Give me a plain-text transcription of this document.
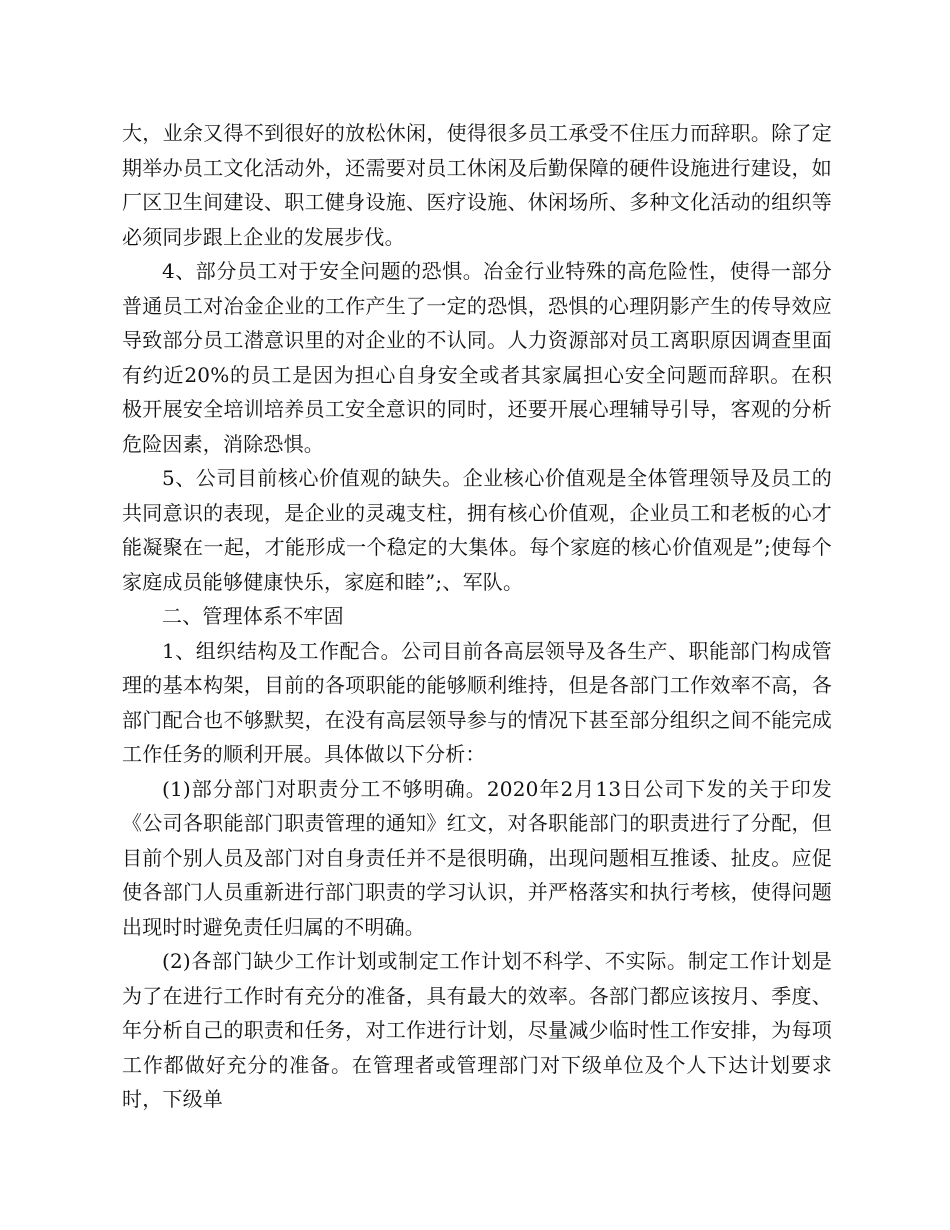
大，业余又得不到很好的放松休闲，使得很多员工承受不住压力而辞职。除了定期举办员工文化活动外，还需要对员工休闲及后勤保障的硬件设施进行建设，如厂区卫生间建设、职工健身设施、医疗设施、休闲场所、多种文化活动的组织等必须同步跟上企业的发展步伐。

4、部分员工对于安全问题的恐惧。冶金行业特殊的高危险性，使得一部分普通员工对冶金企业的工作产生了一定的恐惧，恐惧的心理阴影产生的传导效应导致部分员工潜意识里的对企业的不认同。人力资源部对员工离职原因调查里面有约近20%的员工是因为担心自身安全或者其家属担心安全问题而辞职。在积极开展安全培训培养员工安全意识的同时，还要开展心理辅导引导，客观的分析危险因素，消除恐惧。

5、公司目前核心价值观的缺失。企业核心价值观是全体管理领导及员工的共同意识的表现，是企业的灵魂支柱，拥有核心价值观，企业员工和老板的心才能凝聚在一起，才能形成一个稳定的大集体。每个家庭的核心价值观是”;使每个家庭成员能够健康快乐，家庭和睦”;、军队。

二、管理体系不牢固

1、组织结构及工作配合。公司目前各高层领导及各生产、职能部门构成管理的基本构架，目前的各项职能的能够顺利维持，但是各部门工作效率不高，各部门配合也不够默契，在没有高层领导参与的情况下甚至部分组织之间不能完成工作任务的顺利开展。具体做以下分析：

(1)部分部门对职责分工不够明确。2020年2月13日公司下发的关于印发《公司各职能部门职责管理的通知》红文，对各职能部门的职责进行了分配，但目前个别人员及部门对自身责任并不是很明确，出现问题相互推诿、扯皮。应促使各部门人员重新进行部门职责的学习认识，并严格落实和执行考核，使得问题出现时时避免责任归属的不明确。

(2)各部门缺少工作计划或制定工作计划不科学、不实际。制定工作计划是为了在进行工作时有充分的准备，具有最大的效率。各部门都应该按月、季度、年分析自己的职责和任务，对工作进行计划，尽量减少临时性工作安排，为每项工作都做好充分的准备。在管理者或管理部门对下级单位及个人下达计划要求时，下级单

**EXERCISE AIM:** Please set down each line of the data above exactly as written, without the pictures.

**SOLVED PROBLEM:**
Give me a plain-text transcription of this document.
大，业余又得不到很好的放松休闲，使得很多员工承受不住压力而辞职。除了定期举办员工文化活动外，还需要对员工休闲及后勤保障的硬件设施进行建设，如厂区卫生间建设、职工健身设施、医疗设施、休闲场所、多种文化活动的组织等必须同步跟上企业的发展步伐。

4、部分员工对于安全问题的恐惧。冶金行业特殊的高危险性，使得一部分普通员工对冶金企业的工作产生了一定的恐惧，恐惧的心理阴影产生的传导效应导致部分员工潜意识里的对企业的不认同。人力资源部对员工离职原因调查里面有约近20%的员工是因为担心自身安全或者其家属担心安全问题而辞职。在积极开展安全培训培养员工安全意识的同时，还要开展心理辅导引导，客观的分析危险因素，消除恐惧。

5、公司目前核心价值观的缺失。企业核心价值观是全体管理领导及员工的共同意识的表现，是企业的灵魂支柱，拥有核心价值观，企业员工和老板的心才能凝聚在一起，才能形成一个稳定的大集体。每个家庭的核心价值观是”;使每个家庭成员能够健康快乐，家庭和睦”;、军队。

二、管理体系不牢固

1、组织结构及工作配合。公司目前各高层领导及各生产、职能部门构成管理的基本构架，目前的各项职能的能够顺利维持，但是各部门工作效率不高，各部门配合也不够默契，在没有高层领导参与的情况下甚至部分组织之间不能完成工作任务的顺利开展。具体做以下分析：

(1)部分部门对职责分工不够明确。2020年2月13日公司下发的关于印发《公司各职能部门职责管理的通知》红文，对各职能部门的职责进行了分配，但目前个别人员及部门对自身责任并不是很明确，出现问题相互推诿、扯皮。应促使各部门人员重新进行部门职责的学习认识，并严格落实和执行考核，使得问题出现时时避免责任归属的不明确。

(2)各部门缺少工作计划或制定工作计划不科学、不实际。制定工作计划是为了在进行工作时有充分的准备，具有最大的效率。各部门都应该按月、季度、年分析自己的职责和任务，对工作进行计划，尽量减少临时性工作安排，为每项工作都做好充分的准备。在管理者或管理部门对下级单位及个人下达计划要求时，下级单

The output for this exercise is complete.